• _EXERCISE REQUIREMENTS_:
1: In the passage on PARP and CPDD-triggered ERK1/2 activation, what two PARP inhibitors were applied to neurons along with CPDD?
2: Reproduce the passage on PARP and CPDD-triggered ERK1/2 activation word for word, from "PARP Activity Contributes" to "CPDD activates PARP.".
3: Carry on the passage on PARP and CPDD-triggered ERK1/2 activation past its final sentence.

• _READING TEXT_:

● ● ● ● ●

PARP Activity Contributes to CPDD-mediated ERK1/2 Activation—ERK1/2 activation apparently was caused by CPDD-induced DNA strand breaks (Fig. 2E) and was dependent upon NMDAR (Figs. 4 and 5). Thus, augmentation of NMDAR signaling in CPDD-treated neurons may be secondary to DNA damage. It has been proposed that a DNA damage-response enzyme, PARP, may regulate NMDAR in neurons (15). Therefore, we have evaluated the possibility that the CPDD-mediated increase in NMDAR signaling is mediated by PARP. Indeed, we observed increased PARP activity after CPDD treatment, indicated by the elevated polyribosylation of neuronal nuclear proteins (Fig. 6A). Also, cellular NAD+ content that is reduced during PARP activation (31) significantly decreased after CPDD (Fig. 6B). The NAD+ decrease preceded the CPDD-induced reduction of neuronal survival (Fig. 6C). These data indicate that CPDD activates PARP.

View larger version (49K): [in this window] [in a new window]   FIG. 6. CPDD-triggered ERK1/2 activation is mediated by PARP. A, increased levels of poly(ADP-ribose) attached to nuclear proteins after CPDD treatment. B, neuronal NAD+ content is reduced after CPDD treatment. NAD+ was determined as described in the text under "Materials and Methods." Data represent triplicate determinations from three independent experiments. *, p < 0.05; ***, p < 0.001. Error bars are S.E. C, reduction of neuronal viability by CPDD occurs later than NAD+ depletion. Data represent triplicate determinations. Similar results were obtained in three independent experiments. Error bars indicate S.E. D, PARP inhibitors reduce ERK1/2 activation by CPDD. Neurons were treated for 24 h with CPDD (10 µg/ml) in the presence or absence of PARP inhibitor 3-ABA (5 mM), or PHEN (50 µM). Relative levels of pERK1/2 are indicated under the blots. Similar results were obtained in three independent experiments. E, apoptosis induced by CPDD is increased in the presence of either 3-ABA or PHEN. Data represent averages of triplicate determinations from three independent experiments. *, p < 0.05; **, p < 0.01. Error bars indicate S.E. F, survival of CPDD-treated neurons is decreased in the presence of 3-ABA. Data are averages of triplicate determinations. Similar results were obtained in three independent experiments. Error bars are S.E. G, PARP inhibition with 3-ABA reduced the enhanced responsiveness of NMDAR in CPDD-treated neurons. Neurons were pretreated with CPDD in the presence or absence of 3-ABA for 24 h. Cells were then stimulated with NMDA for 5 min as indicated, and ERK1/2 activity was determined by Western blotting. Relative pERK1/2 levels are indicated under the blot. Similar results were obtained in two independent experiments. H, PARP activation by CPDD does not induce ATP depletion. Cells were treated with 10 µg/ml CPDD for indicated time periods. Cellular ATP content was determined as described in the text. Because the ATP decline coincides with cell death (Fig. 6C), it is likely to reflect a reduction in the number of viable cells. Data are averages of triplicate determinations obtained in three independent experiments. ***, p < 0.001. Error bars indicate S.E.

● ● ● ● ●

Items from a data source
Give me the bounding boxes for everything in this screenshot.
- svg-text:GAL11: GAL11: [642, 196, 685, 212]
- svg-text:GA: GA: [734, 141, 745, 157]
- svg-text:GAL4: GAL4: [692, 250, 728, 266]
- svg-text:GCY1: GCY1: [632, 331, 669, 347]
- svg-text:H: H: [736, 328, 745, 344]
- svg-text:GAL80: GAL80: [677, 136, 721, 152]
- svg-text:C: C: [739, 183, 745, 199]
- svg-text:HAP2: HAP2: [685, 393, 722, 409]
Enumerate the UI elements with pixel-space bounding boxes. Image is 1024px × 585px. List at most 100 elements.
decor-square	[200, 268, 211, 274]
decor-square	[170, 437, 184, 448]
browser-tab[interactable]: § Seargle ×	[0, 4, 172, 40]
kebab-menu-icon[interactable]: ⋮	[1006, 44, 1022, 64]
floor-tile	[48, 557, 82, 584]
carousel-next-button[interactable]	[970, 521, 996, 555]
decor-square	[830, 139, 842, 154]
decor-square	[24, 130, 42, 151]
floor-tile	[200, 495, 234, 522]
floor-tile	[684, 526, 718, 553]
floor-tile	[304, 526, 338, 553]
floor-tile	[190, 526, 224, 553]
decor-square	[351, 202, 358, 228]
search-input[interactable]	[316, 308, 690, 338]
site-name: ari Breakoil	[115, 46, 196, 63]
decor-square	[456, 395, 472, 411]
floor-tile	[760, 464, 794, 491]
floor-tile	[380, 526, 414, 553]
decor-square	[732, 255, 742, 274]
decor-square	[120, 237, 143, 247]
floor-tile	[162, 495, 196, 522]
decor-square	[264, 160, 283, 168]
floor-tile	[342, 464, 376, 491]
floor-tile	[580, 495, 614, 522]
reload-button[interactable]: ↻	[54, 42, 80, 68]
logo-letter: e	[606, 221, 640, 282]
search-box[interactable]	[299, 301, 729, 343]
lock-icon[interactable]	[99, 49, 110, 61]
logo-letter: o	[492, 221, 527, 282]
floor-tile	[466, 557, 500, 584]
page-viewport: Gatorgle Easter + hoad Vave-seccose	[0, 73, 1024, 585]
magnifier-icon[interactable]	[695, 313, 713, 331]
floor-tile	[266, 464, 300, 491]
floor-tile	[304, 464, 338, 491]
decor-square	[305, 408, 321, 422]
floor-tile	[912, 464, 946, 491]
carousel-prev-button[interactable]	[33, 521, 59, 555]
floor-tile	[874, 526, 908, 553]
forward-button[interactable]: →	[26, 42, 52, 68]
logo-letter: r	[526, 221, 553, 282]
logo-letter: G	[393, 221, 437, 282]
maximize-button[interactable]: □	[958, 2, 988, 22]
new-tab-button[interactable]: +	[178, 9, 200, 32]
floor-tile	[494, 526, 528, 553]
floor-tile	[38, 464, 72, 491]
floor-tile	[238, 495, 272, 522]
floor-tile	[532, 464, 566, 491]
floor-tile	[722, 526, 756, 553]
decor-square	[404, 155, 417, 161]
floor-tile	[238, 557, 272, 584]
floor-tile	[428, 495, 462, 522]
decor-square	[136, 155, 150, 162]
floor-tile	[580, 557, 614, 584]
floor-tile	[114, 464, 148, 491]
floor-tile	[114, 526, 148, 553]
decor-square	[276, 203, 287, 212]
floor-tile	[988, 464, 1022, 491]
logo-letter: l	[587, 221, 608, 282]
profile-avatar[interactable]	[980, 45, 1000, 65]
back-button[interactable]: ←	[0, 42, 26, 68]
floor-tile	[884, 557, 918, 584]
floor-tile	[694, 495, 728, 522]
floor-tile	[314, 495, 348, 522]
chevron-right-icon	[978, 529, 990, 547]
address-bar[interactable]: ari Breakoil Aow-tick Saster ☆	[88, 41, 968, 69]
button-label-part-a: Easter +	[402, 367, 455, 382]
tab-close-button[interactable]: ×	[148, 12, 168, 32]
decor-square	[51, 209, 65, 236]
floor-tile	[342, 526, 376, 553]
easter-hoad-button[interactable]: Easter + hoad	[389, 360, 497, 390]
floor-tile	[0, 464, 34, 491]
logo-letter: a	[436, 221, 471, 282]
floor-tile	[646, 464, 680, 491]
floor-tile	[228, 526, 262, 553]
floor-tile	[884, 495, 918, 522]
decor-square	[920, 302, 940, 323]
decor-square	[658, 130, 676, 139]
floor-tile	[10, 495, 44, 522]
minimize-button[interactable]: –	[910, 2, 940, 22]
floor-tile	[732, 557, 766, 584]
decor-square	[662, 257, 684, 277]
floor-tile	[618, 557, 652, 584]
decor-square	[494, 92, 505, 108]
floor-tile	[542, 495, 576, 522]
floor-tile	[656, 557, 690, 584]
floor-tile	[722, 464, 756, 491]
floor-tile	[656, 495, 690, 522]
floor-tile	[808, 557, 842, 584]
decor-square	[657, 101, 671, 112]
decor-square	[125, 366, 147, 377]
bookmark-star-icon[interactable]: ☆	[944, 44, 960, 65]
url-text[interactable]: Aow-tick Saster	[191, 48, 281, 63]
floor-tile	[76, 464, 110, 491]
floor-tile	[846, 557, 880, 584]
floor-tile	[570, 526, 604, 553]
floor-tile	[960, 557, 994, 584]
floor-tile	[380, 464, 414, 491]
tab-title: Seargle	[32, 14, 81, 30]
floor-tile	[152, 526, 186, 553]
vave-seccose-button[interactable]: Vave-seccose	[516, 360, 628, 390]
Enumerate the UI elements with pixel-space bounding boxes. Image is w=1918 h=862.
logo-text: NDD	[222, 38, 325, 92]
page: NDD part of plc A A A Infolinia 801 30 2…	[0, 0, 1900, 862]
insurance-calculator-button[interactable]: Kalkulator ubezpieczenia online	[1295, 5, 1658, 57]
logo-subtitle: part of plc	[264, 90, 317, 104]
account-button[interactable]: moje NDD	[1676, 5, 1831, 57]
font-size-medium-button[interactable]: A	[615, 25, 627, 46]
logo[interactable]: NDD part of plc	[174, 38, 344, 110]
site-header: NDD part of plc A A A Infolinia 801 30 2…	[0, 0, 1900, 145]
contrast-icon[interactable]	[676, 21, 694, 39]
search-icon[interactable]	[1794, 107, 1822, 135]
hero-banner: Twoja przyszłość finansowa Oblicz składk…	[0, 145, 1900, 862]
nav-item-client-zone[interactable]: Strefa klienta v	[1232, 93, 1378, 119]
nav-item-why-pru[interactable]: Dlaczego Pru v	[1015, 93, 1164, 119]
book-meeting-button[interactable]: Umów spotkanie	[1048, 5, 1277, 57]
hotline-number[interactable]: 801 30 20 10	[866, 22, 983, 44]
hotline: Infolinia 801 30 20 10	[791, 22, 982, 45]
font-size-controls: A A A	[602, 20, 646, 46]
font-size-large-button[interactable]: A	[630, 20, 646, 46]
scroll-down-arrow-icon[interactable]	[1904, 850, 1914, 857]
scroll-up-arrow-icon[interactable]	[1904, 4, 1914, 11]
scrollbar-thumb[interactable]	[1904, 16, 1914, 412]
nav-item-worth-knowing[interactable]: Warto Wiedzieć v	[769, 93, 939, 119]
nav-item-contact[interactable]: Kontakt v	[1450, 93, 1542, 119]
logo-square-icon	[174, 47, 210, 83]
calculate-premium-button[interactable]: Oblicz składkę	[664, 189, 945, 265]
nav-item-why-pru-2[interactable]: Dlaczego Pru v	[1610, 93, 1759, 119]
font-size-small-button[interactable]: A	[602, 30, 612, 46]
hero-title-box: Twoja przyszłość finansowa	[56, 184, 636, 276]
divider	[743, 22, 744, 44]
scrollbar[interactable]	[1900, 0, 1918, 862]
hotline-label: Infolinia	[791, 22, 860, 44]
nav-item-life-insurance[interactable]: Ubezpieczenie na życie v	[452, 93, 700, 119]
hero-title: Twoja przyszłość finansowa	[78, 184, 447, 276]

● ● ● ● ●

• _ACTIVITY ANSWERS_:
1: 3-ABA and PHEN.

2:
PARP Activity Contributes to CPDD-mediated ERK1/2 Activation—ERK1/2 activation apparently was caused by CPDD-induced DNA strand breaks (Fig. 2E) and was dependent upon NMDAR (Figs. 4 and 5). Thus, augmentation of NMDAR signaling in CPDD-treated neurons may be secondary to DNA damage. It has been proposed that a DNA damage-response enzyme, PARP, may regulate NMDAR in neurons (15). Therefore, we have evaluated the possibility that the CPDD-mediated increase in NMDAR signaling is mediated by PARP. Indeed, we observed increased PARP activity after CPDD treatment, indicated by the elevated polyribosylation of neuronal nuclear proteins (Fig. 6A). Also, cellular NAD+ content that is reduced during PARP activation (31) significantly decreased after CPDD (Fig. 6B). The NAD+ decrease preceded the CPDD-induced reduction of neuronal survival (Fig. 6C). These data indicate that CPDD activates PARP.

3:
To evaluate whether PARP activation can contribute to the protective ERK1/2 activation by CPDD, we studied the effects of the PARP inhibitors, 3-ABA (5 mM) or PHEN (50 µM), on CPDD-induced ERK1/2 activation or cell death. 3-ABA or PHEN reduced ERK1/2 activation in response to CPDD (Fig. 6D) and increased neuronal apoptosis triggered by CPDD (Fig. 6E). Neuronal apoptosis in basal conditions was not affected by either 3-ABA or PHEN (data not shown). Also, the CPDD-mediated reduction in neuronal survival was enhanced in the presence of 3-ABA (Fig. 6F). Therefore, our data suggest that PARP contributes to protective ERK1/2 activation by CPDD.

To further support the idea that PARP activation contributes to the increased responsiveness of NMDAR in CPDD-treated neurons, we evaluated the effects of 3-ABA on ERK1/2 activation by NMDA in cells that were pretreated with CPDD (5 µg/ml). Interestingly, neurons pretreated with CPDD in the presence of 3-ABA did not show enhanced ERK1/2 signaling after stimulation with NMDA (Fig. 6G). PARP inhibition abolished ERK1/2 activation at 10 µM NMDA (5.9-versus 0.7-fold above control; Fig. 6G), decreased the activation level at 20 µM (10.2-versus 1.8-fold above control; Fig. 6G), and increased desensitization of ERK1/2 response at 100 µM NMDA (7.4-versus 1.3-fold above control; Fig. 6G). These data suggest that PARP enhances NMDAR-mediated ERK1/2 activation in CPDD-treated neurons.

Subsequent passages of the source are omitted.